§ WRITTEN PROBLEM:
Here are some records; copy every line that holds the word "name".

(begin)

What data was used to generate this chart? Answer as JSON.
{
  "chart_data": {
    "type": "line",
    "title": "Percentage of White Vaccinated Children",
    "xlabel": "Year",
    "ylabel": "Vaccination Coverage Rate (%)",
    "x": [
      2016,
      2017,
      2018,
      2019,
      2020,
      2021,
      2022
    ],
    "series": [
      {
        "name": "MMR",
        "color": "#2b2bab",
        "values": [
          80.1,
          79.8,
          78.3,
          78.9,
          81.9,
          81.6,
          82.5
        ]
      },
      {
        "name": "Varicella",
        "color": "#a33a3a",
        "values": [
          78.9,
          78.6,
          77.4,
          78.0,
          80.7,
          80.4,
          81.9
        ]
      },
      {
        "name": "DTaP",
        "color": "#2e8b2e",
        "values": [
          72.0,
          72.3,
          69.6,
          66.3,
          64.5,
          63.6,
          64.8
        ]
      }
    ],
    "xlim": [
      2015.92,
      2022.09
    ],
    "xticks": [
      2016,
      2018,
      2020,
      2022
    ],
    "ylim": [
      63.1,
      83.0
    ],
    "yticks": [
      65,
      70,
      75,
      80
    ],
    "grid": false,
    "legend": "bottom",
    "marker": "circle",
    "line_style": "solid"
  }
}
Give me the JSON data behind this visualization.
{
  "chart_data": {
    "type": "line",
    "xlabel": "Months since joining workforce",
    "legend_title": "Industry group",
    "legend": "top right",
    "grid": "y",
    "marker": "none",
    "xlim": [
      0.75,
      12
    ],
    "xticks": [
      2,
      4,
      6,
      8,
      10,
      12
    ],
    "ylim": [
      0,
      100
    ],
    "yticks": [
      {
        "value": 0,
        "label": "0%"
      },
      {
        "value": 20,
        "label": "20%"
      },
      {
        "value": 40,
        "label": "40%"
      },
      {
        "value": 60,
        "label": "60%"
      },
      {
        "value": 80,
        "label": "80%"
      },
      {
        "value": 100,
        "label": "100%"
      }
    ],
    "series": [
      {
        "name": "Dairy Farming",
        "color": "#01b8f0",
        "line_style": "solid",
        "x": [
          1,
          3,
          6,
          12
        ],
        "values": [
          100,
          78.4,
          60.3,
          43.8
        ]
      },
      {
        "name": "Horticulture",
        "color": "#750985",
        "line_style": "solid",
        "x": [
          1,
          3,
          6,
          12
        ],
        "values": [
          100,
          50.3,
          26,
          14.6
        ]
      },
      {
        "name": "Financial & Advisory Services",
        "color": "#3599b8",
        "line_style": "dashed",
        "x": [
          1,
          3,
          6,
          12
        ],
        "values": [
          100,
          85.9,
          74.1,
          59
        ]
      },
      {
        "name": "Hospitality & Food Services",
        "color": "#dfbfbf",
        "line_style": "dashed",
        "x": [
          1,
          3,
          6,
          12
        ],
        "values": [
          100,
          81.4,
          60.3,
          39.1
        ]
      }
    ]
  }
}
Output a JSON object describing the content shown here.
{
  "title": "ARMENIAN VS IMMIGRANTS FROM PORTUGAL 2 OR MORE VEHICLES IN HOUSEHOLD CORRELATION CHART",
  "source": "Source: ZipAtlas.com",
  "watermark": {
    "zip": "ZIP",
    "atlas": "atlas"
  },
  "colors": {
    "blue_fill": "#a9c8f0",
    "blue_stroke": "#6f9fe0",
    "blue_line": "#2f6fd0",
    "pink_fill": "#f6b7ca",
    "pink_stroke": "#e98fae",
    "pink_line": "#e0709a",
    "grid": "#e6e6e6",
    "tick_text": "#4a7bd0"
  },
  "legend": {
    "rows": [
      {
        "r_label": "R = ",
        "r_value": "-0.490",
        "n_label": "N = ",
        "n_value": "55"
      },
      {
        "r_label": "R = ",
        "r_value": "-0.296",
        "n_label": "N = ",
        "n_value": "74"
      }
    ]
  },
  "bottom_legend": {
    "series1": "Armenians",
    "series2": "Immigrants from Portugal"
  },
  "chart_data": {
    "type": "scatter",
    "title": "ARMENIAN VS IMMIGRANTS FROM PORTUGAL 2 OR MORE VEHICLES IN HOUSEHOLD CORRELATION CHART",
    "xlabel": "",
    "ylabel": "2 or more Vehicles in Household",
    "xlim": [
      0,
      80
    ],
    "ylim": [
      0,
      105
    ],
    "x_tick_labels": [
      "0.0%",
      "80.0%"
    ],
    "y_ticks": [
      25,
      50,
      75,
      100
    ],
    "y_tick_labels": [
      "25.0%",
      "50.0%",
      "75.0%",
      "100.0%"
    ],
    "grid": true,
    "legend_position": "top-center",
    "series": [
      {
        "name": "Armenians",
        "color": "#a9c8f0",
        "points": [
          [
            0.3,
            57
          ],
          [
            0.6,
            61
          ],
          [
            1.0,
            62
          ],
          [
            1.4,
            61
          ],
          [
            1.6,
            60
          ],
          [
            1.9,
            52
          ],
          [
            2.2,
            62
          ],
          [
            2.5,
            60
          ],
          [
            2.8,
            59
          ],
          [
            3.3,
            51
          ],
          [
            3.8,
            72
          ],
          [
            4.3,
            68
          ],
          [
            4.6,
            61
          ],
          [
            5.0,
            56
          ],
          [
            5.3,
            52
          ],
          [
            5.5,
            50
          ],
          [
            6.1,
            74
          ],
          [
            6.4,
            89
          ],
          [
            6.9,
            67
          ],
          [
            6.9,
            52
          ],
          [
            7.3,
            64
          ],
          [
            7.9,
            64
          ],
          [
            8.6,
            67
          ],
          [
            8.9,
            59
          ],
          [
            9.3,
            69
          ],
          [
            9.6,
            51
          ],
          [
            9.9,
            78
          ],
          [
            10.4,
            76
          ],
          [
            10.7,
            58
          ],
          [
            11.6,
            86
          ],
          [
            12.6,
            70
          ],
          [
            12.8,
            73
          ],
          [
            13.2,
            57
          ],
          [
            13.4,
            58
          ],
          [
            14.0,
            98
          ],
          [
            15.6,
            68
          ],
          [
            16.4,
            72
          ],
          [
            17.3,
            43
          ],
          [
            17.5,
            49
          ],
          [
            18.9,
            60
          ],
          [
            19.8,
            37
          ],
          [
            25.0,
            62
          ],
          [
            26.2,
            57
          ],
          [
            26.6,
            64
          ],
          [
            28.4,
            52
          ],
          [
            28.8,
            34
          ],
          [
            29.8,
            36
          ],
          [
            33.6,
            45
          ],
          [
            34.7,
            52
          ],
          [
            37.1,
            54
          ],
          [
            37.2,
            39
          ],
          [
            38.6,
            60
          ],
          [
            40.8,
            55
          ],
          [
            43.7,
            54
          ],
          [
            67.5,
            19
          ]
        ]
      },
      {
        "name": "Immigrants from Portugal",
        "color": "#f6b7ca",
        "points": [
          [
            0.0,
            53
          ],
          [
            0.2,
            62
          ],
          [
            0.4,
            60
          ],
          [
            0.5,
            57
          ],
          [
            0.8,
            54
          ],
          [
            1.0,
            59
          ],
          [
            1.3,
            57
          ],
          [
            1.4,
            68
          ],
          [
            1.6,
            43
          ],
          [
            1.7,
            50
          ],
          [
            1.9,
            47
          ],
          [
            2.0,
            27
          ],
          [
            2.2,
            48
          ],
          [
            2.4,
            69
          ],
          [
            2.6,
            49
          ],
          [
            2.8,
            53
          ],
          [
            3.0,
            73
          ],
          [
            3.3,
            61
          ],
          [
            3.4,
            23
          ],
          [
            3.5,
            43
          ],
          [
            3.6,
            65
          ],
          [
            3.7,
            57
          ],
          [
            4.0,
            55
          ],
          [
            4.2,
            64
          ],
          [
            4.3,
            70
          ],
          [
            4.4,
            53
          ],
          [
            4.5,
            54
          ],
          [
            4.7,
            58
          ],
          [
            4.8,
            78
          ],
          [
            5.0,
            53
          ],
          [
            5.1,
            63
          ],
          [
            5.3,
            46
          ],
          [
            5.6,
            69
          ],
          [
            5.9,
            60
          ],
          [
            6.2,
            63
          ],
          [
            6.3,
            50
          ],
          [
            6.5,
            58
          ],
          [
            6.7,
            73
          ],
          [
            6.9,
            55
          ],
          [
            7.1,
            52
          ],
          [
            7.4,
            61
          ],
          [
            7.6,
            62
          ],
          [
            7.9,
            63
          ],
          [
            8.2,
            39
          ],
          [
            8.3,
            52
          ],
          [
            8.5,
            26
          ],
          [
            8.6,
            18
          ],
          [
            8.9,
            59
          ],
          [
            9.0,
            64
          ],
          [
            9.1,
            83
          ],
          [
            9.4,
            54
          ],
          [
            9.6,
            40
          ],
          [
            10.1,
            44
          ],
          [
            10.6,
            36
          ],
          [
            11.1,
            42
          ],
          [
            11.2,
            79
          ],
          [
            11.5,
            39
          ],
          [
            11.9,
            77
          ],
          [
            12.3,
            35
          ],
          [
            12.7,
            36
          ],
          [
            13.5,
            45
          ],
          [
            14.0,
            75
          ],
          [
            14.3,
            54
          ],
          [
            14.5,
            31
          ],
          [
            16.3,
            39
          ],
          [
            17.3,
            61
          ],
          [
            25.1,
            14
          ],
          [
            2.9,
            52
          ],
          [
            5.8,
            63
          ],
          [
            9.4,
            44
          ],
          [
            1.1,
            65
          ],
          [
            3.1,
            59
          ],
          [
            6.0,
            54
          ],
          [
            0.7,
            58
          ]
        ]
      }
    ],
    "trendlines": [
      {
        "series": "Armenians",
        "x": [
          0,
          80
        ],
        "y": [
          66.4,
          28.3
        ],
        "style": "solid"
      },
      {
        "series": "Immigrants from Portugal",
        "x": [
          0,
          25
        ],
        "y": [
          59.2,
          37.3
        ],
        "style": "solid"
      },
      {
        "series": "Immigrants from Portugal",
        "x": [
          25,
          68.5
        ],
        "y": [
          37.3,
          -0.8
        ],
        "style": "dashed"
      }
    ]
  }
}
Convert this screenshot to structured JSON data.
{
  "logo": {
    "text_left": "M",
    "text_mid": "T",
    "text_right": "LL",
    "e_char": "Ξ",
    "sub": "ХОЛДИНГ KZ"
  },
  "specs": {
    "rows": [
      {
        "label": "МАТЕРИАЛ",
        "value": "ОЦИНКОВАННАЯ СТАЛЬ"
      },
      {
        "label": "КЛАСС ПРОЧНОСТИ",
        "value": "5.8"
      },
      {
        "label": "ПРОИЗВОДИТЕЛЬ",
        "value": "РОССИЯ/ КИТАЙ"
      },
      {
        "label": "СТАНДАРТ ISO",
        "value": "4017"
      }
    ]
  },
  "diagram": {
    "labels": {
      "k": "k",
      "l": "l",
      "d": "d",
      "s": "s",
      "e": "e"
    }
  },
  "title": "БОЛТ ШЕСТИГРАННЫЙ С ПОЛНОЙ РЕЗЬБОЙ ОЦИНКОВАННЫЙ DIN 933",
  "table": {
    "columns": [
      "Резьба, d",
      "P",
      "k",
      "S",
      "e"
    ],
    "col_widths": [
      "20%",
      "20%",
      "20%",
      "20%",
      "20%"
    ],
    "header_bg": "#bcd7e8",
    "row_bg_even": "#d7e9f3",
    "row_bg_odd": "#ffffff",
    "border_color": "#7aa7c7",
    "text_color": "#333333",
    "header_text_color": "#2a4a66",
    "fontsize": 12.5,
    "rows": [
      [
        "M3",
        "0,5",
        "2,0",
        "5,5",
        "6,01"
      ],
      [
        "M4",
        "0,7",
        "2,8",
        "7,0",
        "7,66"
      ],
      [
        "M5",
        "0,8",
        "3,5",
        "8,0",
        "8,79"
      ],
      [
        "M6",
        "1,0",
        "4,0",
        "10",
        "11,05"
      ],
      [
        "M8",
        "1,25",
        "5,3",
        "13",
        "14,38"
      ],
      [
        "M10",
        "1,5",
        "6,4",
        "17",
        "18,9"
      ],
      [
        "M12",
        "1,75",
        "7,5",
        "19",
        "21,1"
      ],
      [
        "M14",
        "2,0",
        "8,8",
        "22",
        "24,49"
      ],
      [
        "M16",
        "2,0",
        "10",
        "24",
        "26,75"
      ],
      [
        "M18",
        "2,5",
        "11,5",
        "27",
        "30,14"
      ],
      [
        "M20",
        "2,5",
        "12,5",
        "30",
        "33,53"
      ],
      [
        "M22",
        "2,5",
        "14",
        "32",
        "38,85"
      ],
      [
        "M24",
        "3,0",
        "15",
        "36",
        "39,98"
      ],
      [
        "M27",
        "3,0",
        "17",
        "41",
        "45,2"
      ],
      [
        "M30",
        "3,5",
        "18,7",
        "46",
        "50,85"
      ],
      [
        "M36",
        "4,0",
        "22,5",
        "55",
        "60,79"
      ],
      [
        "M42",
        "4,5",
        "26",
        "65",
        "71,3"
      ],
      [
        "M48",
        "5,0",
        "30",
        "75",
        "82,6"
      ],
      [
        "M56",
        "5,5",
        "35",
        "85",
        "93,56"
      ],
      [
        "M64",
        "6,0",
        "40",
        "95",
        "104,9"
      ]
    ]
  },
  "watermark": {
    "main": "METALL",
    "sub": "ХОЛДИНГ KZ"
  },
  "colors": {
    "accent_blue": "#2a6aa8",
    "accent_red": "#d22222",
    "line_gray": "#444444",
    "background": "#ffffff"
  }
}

(end)

§ OUTPUT OF THE EXERCISE:
        "name": "MMR",
        "name": "Varicella",
        "name": "DTaP",
        "name": "Dairy Farming",
        "name": "Horticulture",
        "name": "Financial & Advisory Services",
        "name": "Hospitality & Food Services",
        "name": "Armenians",
        "name": "Immigrants from Portugal",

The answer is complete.